Exercise instructions:
Copy out the records below word for word, starting at the line that contains "properties-button[interactable] <box>102 56" and ending at the line that contains "cell-service-name: 本地配置文件助手服务 <box>337", with both of those lines included.

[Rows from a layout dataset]
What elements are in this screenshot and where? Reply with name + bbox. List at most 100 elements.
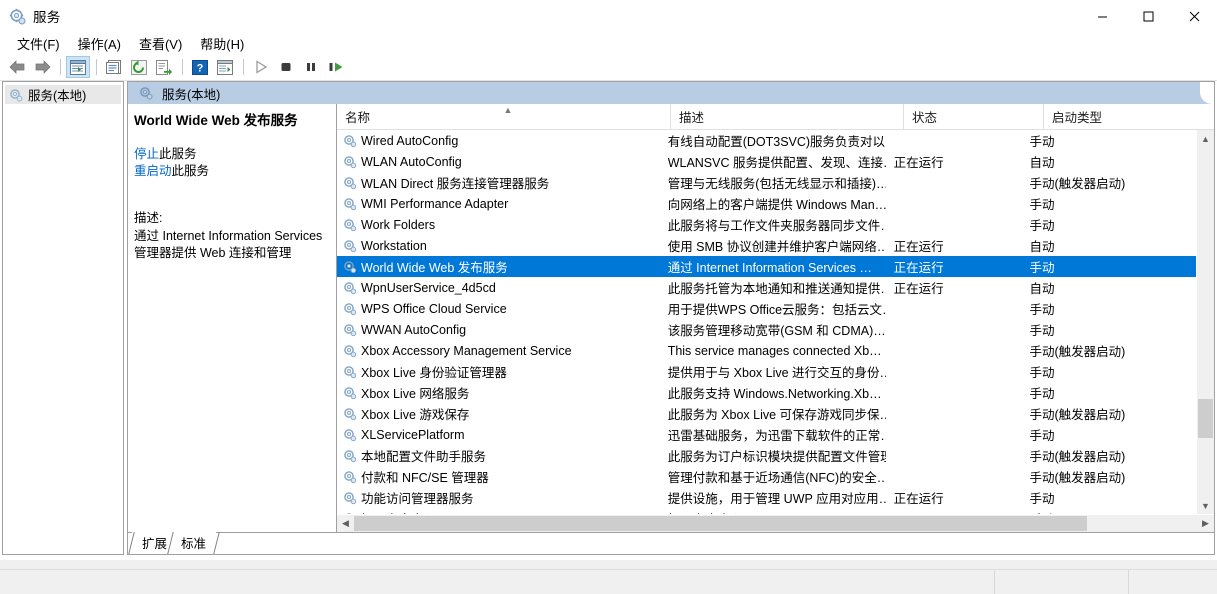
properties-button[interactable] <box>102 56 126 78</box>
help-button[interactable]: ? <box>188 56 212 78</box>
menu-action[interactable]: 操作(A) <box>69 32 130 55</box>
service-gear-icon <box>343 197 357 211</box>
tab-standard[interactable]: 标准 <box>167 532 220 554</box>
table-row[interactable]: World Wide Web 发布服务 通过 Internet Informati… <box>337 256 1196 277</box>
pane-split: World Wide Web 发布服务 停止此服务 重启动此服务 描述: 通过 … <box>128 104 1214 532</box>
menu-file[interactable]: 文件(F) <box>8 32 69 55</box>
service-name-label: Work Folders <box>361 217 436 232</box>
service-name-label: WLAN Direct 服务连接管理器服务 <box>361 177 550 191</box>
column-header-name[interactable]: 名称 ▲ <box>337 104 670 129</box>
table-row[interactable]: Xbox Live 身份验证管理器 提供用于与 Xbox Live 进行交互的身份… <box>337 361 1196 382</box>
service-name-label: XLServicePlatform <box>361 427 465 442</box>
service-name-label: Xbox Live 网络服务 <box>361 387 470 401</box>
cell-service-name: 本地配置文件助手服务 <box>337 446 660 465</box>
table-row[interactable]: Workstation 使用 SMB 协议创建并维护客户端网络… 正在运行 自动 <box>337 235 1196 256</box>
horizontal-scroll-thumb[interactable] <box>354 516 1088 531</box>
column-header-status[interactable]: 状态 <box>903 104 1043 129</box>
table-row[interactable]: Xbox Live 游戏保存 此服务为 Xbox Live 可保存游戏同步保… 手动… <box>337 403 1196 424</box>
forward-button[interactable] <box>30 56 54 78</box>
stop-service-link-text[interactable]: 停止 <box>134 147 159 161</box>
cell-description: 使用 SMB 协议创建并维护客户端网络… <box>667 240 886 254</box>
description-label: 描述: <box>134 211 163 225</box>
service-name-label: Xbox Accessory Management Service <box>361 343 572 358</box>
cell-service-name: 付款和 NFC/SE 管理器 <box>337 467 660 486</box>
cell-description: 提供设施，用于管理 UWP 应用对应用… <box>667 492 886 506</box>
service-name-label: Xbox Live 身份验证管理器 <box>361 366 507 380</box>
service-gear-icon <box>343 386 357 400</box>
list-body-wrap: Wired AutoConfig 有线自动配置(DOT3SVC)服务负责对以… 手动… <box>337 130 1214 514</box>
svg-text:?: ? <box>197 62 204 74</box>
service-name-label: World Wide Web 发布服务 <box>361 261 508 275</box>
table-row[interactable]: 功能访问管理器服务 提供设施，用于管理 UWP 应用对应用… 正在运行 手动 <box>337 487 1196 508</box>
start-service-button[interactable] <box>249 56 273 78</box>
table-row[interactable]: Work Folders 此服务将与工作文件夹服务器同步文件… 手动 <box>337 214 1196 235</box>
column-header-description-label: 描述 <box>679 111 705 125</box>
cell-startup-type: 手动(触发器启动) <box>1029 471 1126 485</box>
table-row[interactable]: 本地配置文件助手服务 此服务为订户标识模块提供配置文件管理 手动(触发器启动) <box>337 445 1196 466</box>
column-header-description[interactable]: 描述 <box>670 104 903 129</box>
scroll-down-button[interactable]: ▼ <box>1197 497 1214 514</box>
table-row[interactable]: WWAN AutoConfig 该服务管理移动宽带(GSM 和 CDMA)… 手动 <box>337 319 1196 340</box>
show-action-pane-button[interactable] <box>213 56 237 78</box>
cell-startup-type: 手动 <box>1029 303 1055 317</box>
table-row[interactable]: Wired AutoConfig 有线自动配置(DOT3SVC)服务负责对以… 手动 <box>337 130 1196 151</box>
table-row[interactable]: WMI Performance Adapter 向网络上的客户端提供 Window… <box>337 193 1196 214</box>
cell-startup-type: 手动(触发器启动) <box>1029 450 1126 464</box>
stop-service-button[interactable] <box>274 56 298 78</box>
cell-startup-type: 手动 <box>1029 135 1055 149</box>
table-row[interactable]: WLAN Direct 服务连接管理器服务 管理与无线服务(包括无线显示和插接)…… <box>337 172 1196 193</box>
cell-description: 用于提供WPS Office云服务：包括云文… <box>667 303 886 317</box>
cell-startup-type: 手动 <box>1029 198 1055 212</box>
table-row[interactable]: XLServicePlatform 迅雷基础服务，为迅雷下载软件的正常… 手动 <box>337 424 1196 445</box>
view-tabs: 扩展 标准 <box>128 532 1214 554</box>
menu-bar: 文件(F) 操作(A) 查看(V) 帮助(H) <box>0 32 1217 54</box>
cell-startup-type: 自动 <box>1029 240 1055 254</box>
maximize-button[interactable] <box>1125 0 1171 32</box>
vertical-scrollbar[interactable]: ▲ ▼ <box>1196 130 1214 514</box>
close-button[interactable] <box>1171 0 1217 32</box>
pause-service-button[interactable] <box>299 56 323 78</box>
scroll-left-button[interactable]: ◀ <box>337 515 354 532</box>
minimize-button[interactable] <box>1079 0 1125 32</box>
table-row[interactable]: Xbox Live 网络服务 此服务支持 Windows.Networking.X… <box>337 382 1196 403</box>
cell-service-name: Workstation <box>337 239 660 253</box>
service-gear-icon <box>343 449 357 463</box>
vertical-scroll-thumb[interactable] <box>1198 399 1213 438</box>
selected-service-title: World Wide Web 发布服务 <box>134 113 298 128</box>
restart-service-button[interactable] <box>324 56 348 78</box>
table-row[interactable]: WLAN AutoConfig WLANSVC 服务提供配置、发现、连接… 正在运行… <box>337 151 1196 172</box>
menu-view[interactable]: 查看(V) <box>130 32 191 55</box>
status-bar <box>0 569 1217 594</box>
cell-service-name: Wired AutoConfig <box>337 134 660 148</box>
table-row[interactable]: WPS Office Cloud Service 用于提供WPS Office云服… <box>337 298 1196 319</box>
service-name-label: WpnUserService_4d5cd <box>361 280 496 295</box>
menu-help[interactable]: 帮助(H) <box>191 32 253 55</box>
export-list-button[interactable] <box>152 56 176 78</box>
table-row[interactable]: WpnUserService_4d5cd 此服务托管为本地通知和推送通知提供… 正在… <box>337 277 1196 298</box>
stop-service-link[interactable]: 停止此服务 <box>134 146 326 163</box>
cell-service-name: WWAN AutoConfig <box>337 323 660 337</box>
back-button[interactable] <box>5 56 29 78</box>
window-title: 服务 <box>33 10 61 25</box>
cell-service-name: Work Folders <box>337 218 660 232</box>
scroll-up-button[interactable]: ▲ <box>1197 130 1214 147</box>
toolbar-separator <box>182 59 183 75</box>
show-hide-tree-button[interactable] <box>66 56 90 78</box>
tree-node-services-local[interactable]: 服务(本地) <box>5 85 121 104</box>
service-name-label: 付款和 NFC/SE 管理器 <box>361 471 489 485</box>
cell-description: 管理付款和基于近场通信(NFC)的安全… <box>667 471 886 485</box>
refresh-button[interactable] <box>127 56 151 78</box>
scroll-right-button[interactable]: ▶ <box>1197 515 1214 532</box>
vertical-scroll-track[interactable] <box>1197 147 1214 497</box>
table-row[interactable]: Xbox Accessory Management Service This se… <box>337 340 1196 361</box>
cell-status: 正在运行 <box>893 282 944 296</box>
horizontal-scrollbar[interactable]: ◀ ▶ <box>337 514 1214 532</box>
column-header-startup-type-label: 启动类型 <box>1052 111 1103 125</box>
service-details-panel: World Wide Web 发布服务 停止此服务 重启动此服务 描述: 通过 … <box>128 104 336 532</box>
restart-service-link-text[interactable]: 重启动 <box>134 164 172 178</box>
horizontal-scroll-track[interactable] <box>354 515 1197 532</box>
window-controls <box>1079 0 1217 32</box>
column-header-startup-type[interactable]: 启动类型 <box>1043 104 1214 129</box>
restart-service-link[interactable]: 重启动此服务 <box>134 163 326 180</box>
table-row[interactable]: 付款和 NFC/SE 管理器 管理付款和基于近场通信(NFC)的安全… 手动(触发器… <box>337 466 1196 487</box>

The solution:
properties-button[interactable] <box>102 56 126 78</box>
help-button[interactable]: ? <box>188 56 212 78</box>
menu-action[interactable]: 操作(A) <box>69 32 130 55</box>
service-gear-icon <box>343 197 357 211</box>
tab-standard[interactable]: 标准 <box>167 532 220 554</box>
table-row[interactable]: World Wide Web 发布服务 通过 Internet Informati… <box>337 256 1196 277</box>
pane-split: World Wide Web 发布服务 停止此服务 重启动此服务 描述: 通过 … <box>128 104 1214 532</box>
menu-file[interactable]: 文件(F) <box>8 32 69 55</box>
service-name-label: Work Folders <box>361 217 436 232</box>
service-name-label: WLAN Direct 服务连接管理器服务 <box>361 177 550 191</box>
column-header-name[interactable]: 名称 ▲ <box>337 104 670 129</box>
table-row[interactable]: Xbox Live 身份验证管理器 提供用于与 Xbox Live 进行交互的身份… <box>337 361 1196 382</box>
service-name-label: XLServicePlatform <box>361 427 465 442</box>
service-name-label: Xbox Live 网络服务 <box>361 387 470 401</box>
cell-service-name: 本地配置文件助手服务 <box>337 446 660 465</box>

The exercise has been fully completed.